>> START

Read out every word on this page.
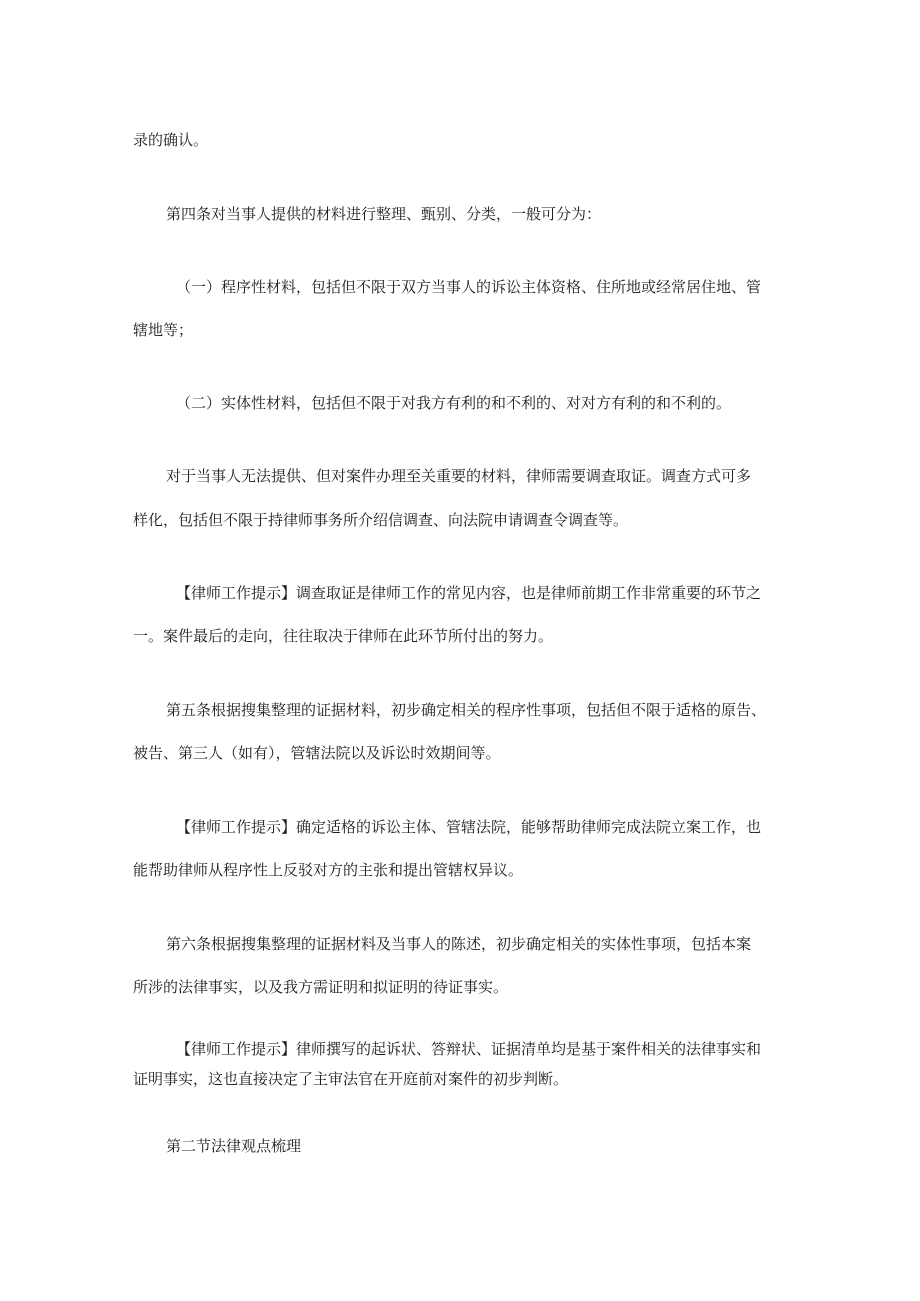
录的确认。
第四条对当事人提供的材料进行整理、甄别、分类，一般可分为：
（一）程序性材料，包括但不限于双方当事人的诉讼主体资格、住所地或经常居住地、管
辖地等；
（二）实体性材料，包括但不限于对我方有利的和不利的、对对方有利的和不利的。
对于当事人无法提供、但对案件办理至关重要的材料，律师需要调查取证。调查方式可多
样化，包括但不限于持律师事务所介绍信调查、向法院申请调查令调查等。
【律师工作提示】调查取证是律师工作的常见内容，也是律师前期工作非常重要的环节之
一。案件最后的走向，往往取决于律师在此环节所付出的努力。
第五条根据搜集整理的证据材料，初步确定相关的程序性事项，包括但不限于适格的原告、
被告、第三人（如有），管辖法院以及诉讼时效期间等。
【律师工作提示】确定适格的诉讼主体、管辖法院，能够帮助律师完成法院立案工作，也
能帮助律师从程序性上反驳对方的主张和提出管辖权异议。
第六条根据搜集整理的证据材料及当事人的陈述，初步确定相关的实体性事项，包括本案
所涉的法律事实，以及我方需证明和拟证明的待证事实。
【律师工作提示】律师撰写的起诉状、答辩状、证据清单均是基于案件相关的法律事实和
证明事实，这也直接决定了主审法官在开庭前对案件的初步判断。
第二节法律观点梳理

>> END

_OBJECTIVE_
Pick out each line containing "律师工作提示" and report it.

_RESPONSE TO THE TASK_
【律师工作提示】调查取证是律师工作的常见内容，也是律师前期工作非常重要的环节之
【律师工作提示】确定适格的诉讼主体、管辖法院，能够帮助律师完成法院立案工作，也
【律师工作提示】律师撰写的起诉状、答辩状、证据清单均是基于案件相关的法律事实和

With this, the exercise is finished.